*COMPITO 1*: Nel brano sulla Bessa, fino a che altezza arrivano i cumuli di ciottoli arrotondati?
*COMPITO 2*: Riassumi in un elenco puntato il paragrafo del brano sulla Bessa che inizia con "Tra il II e il I secolo a.C.", conservandone i fatti principali.

*BRANO DEL DOCUMENTO*:
__________________________________________________

La Bessa

La Bessa

A pochi metri da Vermogno si trova un luogo unico al mondo, dove la forza della natura si intreccia con una storia millenaria fatta di oro, fatica e ingegno. La Riserva Naturale della Bessa è un affascinante altopiano che custodisce i resti di una delle più grandi miniere d'oro a cielo aperto dell'Impero Romano.

Passeggiando oggi tra i suoi sentieri, lo sguardo viene catturato da uno scenario quasi lunare: imponenti cumuli di ciottoli arrotondati, alti fino a dieci metri, si alternano a una fitta e rigogliosa vegetazione che nel tempo ha riconquistato i suoi spazi.

Tra il II e il I secolo a.C., i Romani modificarono drasticamente questo territorio per estrarre il prezioso metallo. Migliaia di schiavi e lavoratori (appartenenti alla popolazione locale dei Vittimuli) lavarono i sedimenti glaciali sfruttando una complessa rete di canali idrici, lasciando dietro di sé i cumuli di pietre scartate che vediamo ancora oggi. Ma la storia della Bessa è ancora più antica: i massi erratici della riserva custodiscono misteriose incisioni rupestri a scodella (coppelle), testimonianza di culti ancestrali legati alla terra e all'acqua.

__________________________________________________

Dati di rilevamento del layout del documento

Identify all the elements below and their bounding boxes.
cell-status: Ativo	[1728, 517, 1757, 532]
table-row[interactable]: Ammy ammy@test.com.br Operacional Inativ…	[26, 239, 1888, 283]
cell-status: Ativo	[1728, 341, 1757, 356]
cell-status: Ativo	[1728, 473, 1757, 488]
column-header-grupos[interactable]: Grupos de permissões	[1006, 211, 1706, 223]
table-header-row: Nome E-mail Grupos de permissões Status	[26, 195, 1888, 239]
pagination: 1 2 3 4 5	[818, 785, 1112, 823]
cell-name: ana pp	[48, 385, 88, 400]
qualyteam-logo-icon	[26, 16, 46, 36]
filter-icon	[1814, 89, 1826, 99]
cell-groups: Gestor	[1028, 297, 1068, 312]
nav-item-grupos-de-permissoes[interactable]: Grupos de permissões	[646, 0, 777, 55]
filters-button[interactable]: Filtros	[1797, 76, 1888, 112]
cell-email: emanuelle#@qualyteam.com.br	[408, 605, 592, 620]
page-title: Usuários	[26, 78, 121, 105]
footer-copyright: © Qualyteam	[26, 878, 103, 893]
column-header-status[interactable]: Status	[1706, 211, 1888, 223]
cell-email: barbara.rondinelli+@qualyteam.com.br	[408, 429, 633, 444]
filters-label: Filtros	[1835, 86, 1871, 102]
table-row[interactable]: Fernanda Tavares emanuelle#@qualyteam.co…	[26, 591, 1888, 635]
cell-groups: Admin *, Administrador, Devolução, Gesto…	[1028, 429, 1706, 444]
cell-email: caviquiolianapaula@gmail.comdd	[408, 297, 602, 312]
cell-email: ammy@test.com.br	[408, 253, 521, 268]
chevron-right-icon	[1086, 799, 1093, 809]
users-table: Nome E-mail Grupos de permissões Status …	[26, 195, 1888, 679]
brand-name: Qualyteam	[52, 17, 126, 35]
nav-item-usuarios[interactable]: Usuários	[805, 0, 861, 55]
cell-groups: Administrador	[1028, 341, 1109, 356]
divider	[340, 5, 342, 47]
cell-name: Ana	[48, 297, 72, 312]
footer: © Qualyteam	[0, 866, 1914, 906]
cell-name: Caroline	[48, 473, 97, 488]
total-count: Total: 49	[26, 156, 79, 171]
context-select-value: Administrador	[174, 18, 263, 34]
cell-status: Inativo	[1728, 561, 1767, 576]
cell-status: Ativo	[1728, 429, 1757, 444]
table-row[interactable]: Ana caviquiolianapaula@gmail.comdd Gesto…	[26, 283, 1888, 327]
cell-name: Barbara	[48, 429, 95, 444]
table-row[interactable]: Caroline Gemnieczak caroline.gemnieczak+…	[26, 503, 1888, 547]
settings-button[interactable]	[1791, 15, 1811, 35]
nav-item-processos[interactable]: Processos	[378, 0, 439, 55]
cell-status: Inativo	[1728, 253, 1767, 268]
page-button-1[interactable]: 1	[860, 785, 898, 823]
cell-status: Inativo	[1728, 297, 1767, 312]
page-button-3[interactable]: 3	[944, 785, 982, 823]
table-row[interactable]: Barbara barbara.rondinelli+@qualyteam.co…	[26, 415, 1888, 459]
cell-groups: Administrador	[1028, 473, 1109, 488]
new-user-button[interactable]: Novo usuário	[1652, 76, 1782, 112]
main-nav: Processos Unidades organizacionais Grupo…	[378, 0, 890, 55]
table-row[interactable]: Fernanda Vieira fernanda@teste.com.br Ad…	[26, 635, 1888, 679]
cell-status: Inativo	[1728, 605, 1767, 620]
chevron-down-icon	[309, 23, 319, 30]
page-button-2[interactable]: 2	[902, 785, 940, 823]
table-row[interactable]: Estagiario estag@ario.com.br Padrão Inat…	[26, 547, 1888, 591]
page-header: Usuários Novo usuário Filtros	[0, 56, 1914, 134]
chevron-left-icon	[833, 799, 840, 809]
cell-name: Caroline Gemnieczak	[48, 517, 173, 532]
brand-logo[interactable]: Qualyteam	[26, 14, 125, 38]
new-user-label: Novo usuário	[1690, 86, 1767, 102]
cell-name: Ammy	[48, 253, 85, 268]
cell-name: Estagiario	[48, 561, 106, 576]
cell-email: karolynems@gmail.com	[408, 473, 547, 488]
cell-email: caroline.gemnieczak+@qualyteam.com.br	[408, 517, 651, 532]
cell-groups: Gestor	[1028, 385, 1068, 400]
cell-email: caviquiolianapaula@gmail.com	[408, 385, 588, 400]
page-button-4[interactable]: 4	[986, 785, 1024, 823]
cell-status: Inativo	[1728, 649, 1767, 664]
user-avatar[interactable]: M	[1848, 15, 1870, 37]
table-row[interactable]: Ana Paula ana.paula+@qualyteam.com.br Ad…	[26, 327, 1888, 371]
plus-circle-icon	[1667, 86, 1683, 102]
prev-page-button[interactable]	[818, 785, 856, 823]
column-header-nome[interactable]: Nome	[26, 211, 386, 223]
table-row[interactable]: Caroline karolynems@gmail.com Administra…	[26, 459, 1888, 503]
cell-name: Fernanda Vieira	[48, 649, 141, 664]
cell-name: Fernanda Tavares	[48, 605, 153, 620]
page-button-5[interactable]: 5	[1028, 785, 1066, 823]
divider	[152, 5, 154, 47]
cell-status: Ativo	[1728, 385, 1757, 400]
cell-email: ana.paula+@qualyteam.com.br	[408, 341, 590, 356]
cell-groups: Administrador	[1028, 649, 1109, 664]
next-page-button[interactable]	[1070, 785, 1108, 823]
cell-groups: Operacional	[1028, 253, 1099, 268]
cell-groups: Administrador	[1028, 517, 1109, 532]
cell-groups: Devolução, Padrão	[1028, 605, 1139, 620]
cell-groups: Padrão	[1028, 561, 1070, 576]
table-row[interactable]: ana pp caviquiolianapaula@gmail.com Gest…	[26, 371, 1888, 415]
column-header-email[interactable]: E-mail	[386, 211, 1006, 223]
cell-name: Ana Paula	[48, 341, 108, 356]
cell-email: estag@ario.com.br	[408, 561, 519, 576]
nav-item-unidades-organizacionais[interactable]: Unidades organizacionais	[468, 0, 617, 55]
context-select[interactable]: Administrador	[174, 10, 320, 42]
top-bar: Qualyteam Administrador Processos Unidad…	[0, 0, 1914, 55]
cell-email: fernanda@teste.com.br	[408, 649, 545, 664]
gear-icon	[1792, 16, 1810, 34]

__________________________________________________

*SPAZIO RISPOSTA 1*: Fino a dieci metri.

*SPAZIO RISPOSTA 2*:
- Tra il II e il I secolo a.C. i Romani trasformarono profondamente il territorio per estrarre l'oro.
- Migliaia di schiavi e lavoratori, appartenenti alla popolazione locale dei Vittimuli, lavarono i sedimenti glaciali con una complessa rete di canali.
- Dal lavoro restarono i cumuli di pietre scartate ancora visibili oggi.
- La storia della Bessa è però più antica: sui massi erratici si trovano incisioni rupestri a scodella (coppelle), legate a culti ancestrali della terra e dell'acqua.